Your instructions | The entries below are to be transcribed in full, without their images.

Raw records |
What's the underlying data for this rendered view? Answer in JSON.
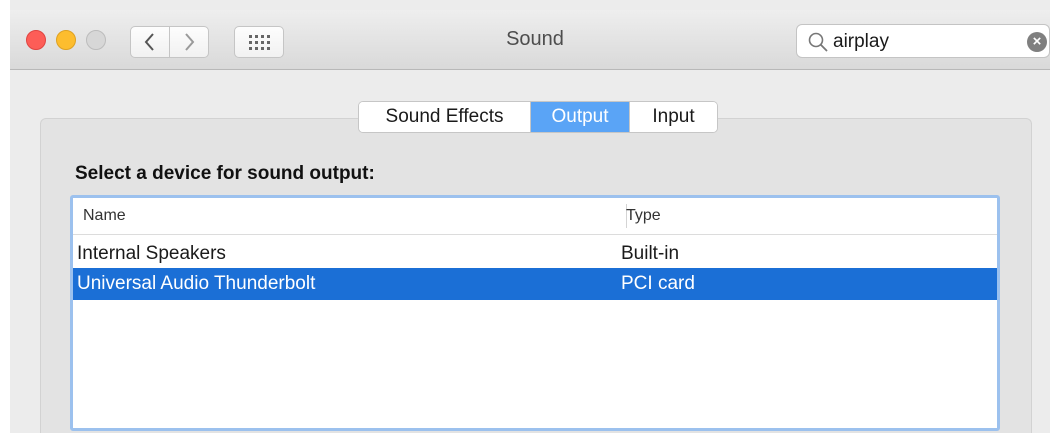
{
  "window": {
    "title": "Sound"
  },
  "search": {
    "value": "airplay"
  },
  "tabs": [
    {
      "label": "Sound Effects"
    },
    {
      "label": "Output",
      "selected": true
    },
    {
      "label": "Input"
    }
  ],
  "output": {
    "heading": "Select a device for sound output:",
    "columns": {
      "name": "Name",
      "type": "Type"
    },
    "rows": [
      {
        "name": "Internal Speakers",
        "type": "Built-in"
      },
      {
        "name": "Universal Audio Thunderbolt",
        "type": "PCI card",
        "selected": true
      }
    ]
  },
  "colors": {
    "selection": "#1b6fd6",
    "tab_selected": "#5aa4f6",
    "close": "#fd5d57",
    "minimize": "#fdbd2e",
    "zoom_disabled": "#d7d7d7"
  },
  "icons": [
    "chevron-left-icon",
    "chevron-right-icon",
    "grid-icon",
    "search-icon",
    "clear-icon"
  ]
}
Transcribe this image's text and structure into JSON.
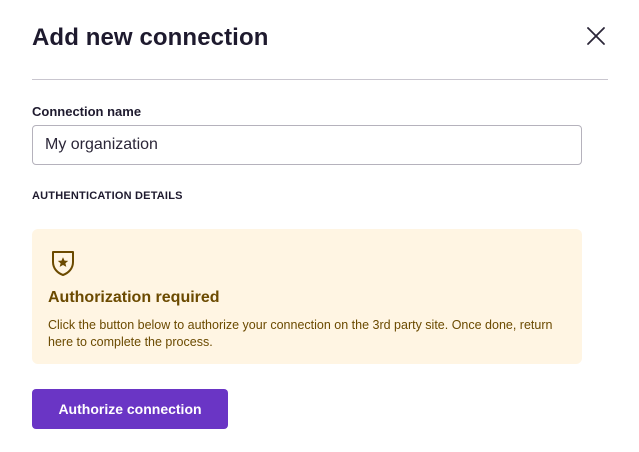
{
  "dialog": {
    "title": "Add new connection",
    "close_icon": "close-icon"
  },
  "form": {
    "connection_name": {
      "label": "Connection name",
      "value": "My organization",
      "placeholder": ""
    },
    "section_heading": "AUTHENTICATION DETAILS"
  },
  "notice": {
    "icon": "shield-star-icon",
    "title": "Authorization required",
    "message": "Click the button below to authorize your connection on the 3rd party site. Once done, return here to complete the process."
  },
  "actions": {
    "authorize_label": "Authorize connection"
  },
  "colors": {
    "accent": "#6a35c5",
    "notice_background": "#fff5e3",
    "notice_text": "#6b4a00"
  }
}
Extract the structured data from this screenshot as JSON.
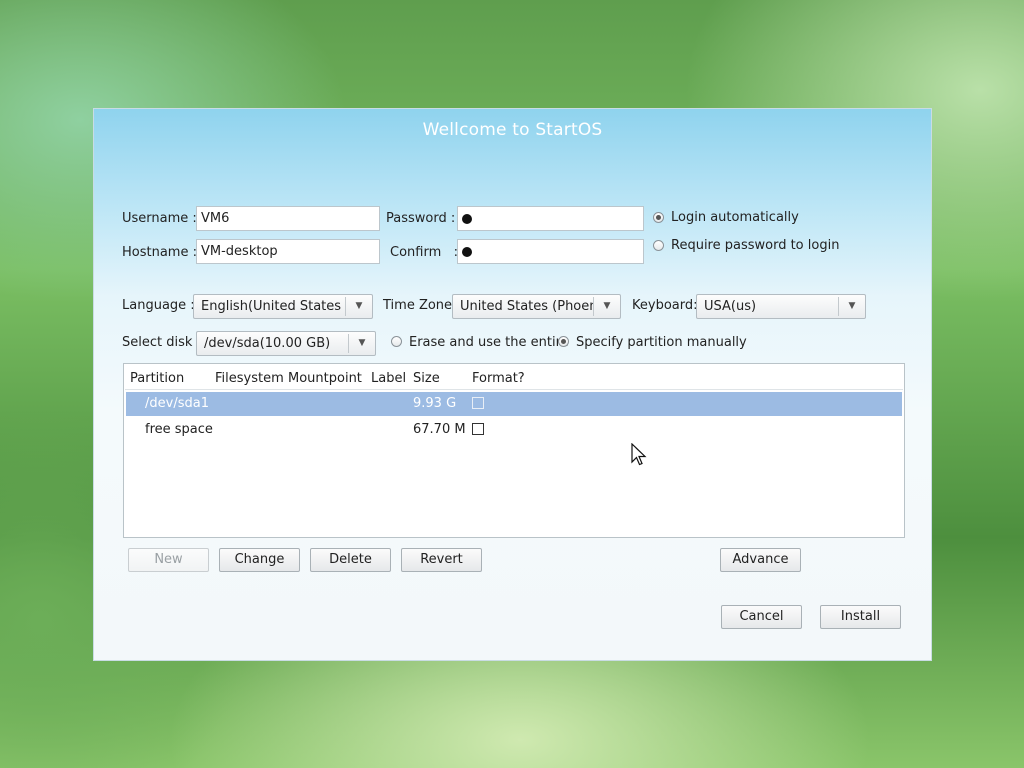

Full output |
What's the underlying data for this rendered view? Answer in JSON.
{
  "window": {
    "title": "Sound"
  },
  "search": {
    "value": "airplay"
  },
  "tabs": [
    {
      "label": "Sound Effects"
    },
    {
      "label": "Output",
      "selected": true
    },
    {
      "label": "Input"
    }
  ],
  "output": {
    "heading": "Select a device for sound output:",
    "columns": {
      "name": "Name",
      "type": "Type"
    },
    "rows": [
      {
        "name": "Internal Speakers",
        "type": "Built-in"
      },
      {
        "name": "Universal Audio Thunderbolt",
        "type": "PCI card",
        "selected": true
      }
    ]
  },
  "colors": {
    "selection": "#1b6fd6",
    "tab_selected": "#5aa4f6",
    "close": "#fd5d57",
    "minimize": "#fdbd2e",
    "zoom_disabled": "#d7d7d7"
  },
  "icons": [
    "chevron-left-icon",
    "chevron-right-icon",
    "grid-icon",
    "search-icon",
    "clear-icon"
  ]
}
Transcribe this image's text and structure into JSON.
{
  "dialog": {
    "title": "Add new connection",
    "close_icon": "close-icon"
  },
  "form": {
    "connection_name": {
      "label": "Connection name",
      "value": "My organization",
      "placeholder": ""
    },
    "section_heading": "AUTHENTICATION DETAILS"
  },
  "notice": {
    "icon": "shield-star-icon",
    "title": "Authorization required",
    "message": "Click the button below to authorize your connection on the 3rd party site. Once done, return here to complete the process."
  },
  "actions": {
    "authorize_label": "Authorize connection"
  },
  "colors": {
    "accent": "#6a35c5",
    "notice_background": "#fff5e3",
    "notice_text": "#6b4a00"
  }
}
Extract the structured data from this screenshot as JSON.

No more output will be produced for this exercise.